▸ DESCRIPTION OF THE TASK
In the data below, find every line with the string "somewhat" and pull it out.

>> START DATA FOR PROCESSING

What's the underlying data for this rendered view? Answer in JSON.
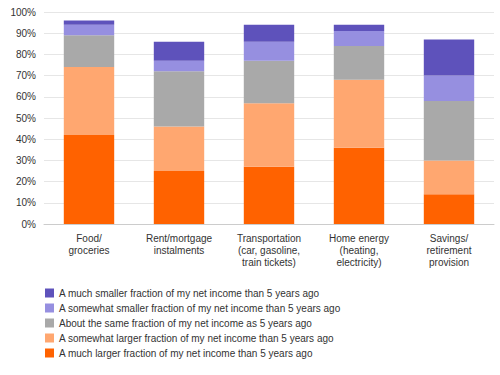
{
  "chart_data": {
    "type": "bar",
    "stacked": true,
    "grid": true,
    "legend": "bottom",
    "categories": [
      "Food/\ngroceries",
      "Rent/mortgage\ninstalments",
      "Transportation\n(car, gasoline,\ntrain tickets)",
      "Home energy\n(heating,\nelectricity)",
      "Savings/\nretirement\nprovision"
    ],
    "series": [
      {
        "name": "A much larger fraction of my net income than 5 years ago",
        "color": "#FF6200",
        "values": [
          42,
          25,
          27,
          36,
          14
        ]
      },
      {
        "name": "A somewhat larger fraction of my net income than 5 years ago",
        "color": "#FFA770",
        "values": [
          32,
          21,
          30,
          32,
          16
        ]
      },
      {
        "name": "About the same fraction of my net income as 5 years ago",
        "color": "#A9A9A9",
        "values": [
          15,
          26,
          20,
          16,
          28
        ]
      },
      {
        "name": "A somewhat smaller fraction of my net income than 5 years ago",
        "color": "#968FE0",
        "values": [
          5,
          5,
          9,
          7,
          12
        ]
      },
      {
        "name": "A much smaller fraction of my net income than 5 years ago",
        "color": "#5E52BB",
        "values": [
          2,
          9,
          8,
          3,
          17
        ]
      }
    ],
    "ylim": [
      0,
      100
    ],
    "yticks": [
      {
        "value": 0,
        "label": "0%"
      },
      {
        "value": 10,
        "label": "10%"
      },
      {
        "value": 20,
        "label": "20%"
      },
      {
        "value": 30,
        "label": "30%"
      },
      {
        "value": 40,
        "label": "40%"
      },
      {
        "value": 50,
        "label": "50%"
      },
      {
        "value": 60,
        "label": "60%"
      },
      {
        "value": 70,
        "label": "70%"
      },
      {
        "value": 80,
        "label": "80%"
      },
      {
        "value": 90,
        "label": "90%"
      },
      {
        "value": 100,
        "label": "100%"
      }
    ]
  }
}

>> END DATA FOR PROCESSING

▸ TASK SOLUTION
        "name": "A somewhat larger fraction of my net income than 5 years ago",
        "name": "A somewhat smaller fraction of my net income than 5 years ago",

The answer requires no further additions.